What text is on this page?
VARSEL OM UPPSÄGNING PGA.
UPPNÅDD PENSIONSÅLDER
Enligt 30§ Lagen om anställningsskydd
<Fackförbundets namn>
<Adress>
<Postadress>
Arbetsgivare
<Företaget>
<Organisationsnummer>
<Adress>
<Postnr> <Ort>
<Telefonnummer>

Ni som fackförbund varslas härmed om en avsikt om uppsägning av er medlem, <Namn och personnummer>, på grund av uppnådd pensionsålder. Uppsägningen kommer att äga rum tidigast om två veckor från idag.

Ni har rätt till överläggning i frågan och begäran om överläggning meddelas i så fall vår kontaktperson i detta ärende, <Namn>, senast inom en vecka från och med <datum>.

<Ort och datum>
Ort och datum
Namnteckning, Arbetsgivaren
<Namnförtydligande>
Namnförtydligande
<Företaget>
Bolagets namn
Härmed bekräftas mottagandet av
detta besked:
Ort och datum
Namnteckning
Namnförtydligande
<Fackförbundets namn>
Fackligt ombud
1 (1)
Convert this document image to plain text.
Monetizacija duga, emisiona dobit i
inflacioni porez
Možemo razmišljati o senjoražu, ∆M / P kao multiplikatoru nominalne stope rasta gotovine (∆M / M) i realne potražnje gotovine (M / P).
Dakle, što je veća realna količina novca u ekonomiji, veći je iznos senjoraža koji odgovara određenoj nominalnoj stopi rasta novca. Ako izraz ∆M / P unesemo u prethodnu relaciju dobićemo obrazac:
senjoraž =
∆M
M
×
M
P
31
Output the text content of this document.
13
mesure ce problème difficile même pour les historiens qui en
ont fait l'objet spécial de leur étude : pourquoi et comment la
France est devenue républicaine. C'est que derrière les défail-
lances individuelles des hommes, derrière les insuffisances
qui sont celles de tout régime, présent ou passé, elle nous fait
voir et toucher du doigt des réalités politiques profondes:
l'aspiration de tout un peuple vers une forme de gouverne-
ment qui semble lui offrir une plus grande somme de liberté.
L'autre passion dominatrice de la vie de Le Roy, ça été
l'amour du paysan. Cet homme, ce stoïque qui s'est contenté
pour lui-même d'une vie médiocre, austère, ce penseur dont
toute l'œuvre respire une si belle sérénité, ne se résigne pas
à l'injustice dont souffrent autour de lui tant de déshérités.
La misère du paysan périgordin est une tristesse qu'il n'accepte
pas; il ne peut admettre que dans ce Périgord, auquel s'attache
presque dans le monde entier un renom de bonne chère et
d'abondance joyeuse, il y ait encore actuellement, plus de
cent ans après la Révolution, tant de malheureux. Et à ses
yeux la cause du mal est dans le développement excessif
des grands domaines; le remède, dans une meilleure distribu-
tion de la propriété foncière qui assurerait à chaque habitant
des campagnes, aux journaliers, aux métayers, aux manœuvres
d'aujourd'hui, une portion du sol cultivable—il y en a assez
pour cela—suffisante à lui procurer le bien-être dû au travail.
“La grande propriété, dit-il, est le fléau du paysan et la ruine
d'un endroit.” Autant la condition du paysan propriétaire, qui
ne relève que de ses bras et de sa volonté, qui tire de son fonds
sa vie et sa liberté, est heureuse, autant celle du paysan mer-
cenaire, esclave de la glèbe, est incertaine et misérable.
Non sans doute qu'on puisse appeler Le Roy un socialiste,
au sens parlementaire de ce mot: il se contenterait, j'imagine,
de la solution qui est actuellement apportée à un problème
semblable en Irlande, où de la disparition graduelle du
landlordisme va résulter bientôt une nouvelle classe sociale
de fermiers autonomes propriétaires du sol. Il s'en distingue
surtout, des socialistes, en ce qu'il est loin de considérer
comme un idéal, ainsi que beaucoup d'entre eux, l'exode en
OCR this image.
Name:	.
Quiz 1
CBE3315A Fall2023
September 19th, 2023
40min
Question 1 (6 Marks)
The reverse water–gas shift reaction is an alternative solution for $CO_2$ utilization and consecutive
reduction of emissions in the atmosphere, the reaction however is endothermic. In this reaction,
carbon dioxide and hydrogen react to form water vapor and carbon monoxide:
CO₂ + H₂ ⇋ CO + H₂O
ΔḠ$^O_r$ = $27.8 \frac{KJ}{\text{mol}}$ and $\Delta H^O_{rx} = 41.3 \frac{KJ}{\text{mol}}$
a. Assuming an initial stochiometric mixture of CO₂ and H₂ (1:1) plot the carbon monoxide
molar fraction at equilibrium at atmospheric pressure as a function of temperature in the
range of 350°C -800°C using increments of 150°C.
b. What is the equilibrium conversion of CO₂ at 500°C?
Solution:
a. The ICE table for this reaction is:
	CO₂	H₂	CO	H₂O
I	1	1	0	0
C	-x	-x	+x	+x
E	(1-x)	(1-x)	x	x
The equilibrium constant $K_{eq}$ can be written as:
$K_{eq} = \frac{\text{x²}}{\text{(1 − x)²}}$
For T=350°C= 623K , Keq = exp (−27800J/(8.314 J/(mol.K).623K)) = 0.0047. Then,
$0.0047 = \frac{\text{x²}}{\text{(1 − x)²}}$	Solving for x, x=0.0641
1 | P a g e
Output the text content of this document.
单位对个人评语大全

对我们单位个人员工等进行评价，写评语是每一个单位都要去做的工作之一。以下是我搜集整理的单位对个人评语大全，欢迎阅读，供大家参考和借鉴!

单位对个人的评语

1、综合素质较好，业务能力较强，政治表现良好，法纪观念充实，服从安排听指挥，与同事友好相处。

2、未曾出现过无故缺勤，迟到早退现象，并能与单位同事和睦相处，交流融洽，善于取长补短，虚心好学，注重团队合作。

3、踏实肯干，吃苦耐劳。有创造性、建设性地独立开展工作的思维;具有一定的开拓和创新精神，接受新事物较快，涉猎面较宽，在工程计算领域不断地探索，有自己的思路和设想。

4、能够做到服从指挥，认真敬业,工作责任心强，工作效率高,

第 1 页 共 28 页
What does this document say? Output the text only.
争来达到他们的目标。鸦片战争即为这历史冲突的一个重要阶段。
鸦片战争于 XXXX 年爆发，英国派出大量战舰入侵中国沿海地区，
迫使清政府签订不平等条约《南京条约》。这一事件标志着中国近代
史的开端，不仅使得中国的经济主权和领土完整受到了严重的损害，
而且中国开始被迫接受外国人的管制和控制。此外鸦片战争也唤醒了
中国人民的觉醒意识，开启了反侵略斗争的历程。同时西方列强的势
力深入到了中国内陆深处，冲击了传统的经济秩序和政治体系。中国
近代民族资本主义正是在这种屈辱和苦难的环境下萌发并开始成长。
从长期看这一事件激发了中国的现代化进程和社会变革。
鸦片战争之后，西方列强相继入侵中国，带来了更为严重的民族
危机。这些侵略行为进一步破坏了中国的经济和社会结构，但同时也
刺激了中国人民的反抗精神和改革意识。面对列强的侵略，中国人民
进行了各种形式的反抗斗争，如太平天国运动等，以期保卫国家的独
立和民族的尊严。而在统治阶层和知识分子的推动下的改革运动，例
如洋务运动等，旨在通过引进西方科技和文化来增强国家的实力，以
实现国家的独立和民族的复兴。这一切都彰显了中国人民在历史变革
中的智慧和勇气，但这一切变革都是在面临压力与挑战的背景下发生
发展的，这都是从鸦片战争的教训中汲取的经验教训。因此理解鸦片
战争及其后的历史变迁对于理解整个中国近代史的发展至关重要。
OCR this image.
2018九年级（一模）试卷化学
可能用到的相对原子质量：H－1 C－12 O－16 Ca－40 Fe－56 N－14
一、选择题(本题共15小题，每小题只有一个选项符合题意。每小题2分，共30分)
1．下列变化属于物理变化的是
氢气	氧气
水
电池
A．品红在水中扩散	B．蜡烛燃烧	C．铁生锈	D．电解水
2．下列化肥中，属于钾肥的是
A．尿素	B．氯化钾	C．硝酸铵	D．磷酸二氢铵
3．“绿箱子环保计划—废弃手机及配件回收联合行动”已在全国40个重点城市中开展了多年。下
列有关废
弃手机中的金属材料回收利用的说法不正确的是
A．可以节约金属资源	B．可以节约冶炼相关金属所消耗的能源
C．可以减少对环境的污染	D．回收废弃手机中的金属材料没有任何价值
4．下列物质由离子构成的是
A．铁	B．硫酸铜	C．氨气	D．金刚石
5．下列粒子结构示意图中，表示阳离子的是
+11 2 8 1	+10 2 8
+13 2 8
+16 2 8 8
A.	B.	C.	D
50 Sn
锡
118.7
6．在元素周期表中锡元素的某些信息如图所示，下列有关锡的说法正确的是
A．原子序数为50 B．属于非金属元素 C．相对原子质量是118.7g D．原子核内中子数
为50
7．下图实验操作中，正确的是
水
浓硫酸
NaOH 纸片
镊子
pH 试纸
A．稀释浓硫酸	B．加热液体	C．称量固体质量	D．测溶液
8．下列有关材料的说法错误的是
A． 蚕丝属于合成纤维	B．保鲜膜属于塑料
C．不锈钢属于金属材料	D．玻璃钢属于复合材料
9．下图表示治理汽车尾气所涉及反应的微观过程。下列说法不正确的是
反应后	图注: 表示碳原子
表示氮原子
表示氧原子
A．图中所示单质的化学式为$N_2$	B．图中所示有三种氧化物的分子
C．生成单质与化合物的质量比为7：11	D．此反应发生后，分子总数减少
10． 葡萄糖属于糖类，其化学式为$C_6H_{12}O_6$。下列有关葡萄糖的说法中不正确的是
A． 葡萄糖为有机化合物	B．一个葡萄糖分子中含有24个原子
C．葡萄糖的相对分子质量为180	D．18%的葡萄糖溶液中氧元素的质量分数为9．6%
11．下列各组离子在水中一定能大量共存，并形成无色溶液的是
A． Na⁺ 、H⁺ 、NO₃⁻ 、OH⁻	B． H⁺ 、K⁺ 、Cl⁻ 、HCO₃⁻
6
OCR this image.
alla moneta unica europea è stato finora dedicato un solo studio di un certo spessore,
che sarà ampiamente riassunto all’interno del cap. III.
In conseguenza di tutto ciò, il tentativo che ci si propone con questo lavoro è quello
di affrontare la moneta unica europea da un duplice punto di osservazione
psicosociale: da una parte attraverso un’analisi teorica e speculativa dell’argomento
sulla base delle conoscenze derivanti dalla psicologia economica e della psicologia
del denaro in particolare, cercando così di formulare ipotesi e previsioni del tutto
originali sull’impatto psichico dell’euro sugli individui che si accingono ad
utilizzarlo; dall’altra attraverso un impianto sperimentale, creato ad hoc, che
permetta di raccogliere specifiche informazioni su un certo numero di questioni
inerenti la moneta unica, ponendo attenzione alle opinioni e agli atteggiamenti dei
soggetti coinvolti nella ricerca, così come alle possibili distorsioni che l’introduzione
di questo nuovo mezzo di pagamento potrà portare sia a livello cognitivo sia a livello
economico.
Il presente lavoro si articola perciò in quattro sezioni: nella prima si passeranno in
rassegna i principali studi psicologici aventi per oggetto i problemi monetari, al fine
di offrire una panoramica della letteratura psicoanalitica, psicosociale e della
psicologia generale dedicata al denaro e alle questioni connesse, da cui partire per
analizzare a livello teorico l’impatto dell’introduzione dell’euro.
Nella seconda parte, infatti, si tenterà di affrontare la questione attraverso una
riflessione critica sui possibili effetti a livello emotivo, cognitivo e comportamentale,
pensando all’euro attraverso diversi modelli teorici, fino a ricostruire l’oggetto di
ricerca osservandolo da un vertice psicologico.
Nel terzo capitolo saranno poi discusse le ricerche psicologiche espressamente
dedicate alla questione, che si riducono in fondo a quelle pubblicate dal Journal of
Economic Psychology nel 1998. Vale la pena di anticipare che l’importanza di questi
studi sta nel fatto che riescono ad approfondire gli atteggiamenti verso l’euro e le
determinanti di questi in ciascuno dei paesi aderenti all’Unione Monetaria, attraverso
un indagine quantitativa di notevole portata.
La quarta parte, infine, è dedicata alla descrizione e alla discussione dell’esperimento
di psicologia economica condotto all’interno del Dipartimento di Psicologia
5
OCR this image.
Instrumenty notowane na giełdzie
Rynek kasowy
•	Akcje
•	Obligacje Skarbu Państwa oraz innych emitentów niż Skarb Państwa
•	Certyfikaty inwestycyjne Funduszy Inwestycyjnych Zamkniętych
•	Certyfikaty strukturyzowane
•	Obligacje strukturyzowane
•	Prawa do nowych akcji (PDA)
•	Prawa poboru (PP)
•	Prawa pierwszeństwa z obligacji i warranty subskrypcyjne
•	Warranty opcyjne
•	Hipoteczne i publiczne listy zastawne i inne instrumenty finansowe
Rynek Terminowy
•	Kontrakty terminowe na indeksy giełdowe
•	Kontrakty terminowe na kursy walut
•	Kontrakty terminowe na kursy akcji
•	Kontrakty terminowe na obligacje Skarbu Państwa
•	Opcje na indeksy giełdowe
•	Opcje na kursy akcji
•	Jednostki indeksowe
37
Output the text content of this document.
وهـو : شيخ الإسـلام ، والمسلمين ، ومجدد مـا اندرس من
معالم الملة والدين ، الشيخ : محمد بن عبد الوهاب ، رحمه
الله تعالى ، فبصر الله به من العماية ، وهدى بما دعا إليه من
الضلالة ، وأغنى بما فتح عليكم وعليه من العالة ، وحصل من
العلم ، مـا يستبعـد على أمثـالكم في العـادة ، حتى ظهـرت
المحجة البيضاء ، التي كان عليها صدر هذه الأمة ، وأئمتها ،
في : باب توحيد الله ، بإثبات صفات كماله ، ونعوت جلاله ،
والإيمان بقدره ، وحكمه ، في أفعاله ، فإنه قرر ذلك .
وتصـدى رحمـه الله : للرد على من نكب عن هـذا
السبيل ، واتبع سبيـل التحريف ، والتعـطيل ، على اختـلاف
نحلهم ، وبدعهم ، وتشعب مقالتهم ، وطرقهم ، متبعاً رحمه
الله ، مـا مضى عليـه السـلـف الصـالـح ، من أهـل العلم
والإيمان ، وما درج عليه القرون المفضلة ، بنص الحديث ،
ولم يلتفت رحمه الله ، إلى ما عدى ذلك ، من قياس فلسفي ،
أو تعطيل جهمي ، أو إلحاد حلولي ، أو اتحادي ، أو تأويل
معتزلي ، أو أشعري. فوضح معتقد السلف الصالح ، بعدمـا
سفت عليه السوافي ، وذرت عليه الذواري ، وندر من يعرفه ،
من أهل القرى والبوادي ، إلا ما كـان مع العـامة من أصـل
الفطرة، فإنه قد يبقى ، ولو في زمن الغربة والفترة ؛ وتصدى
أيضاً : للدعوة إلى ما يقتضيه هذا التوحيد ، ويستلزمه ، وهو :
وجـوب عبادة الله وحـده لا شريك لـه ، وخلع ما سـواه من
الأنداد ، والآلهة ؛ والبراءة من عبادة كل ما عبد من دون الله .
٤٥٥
────
*Goal*: How many lines of these entries contain "Skarbu"? Answer with the number and nothing else.

*Reply to the task*: 2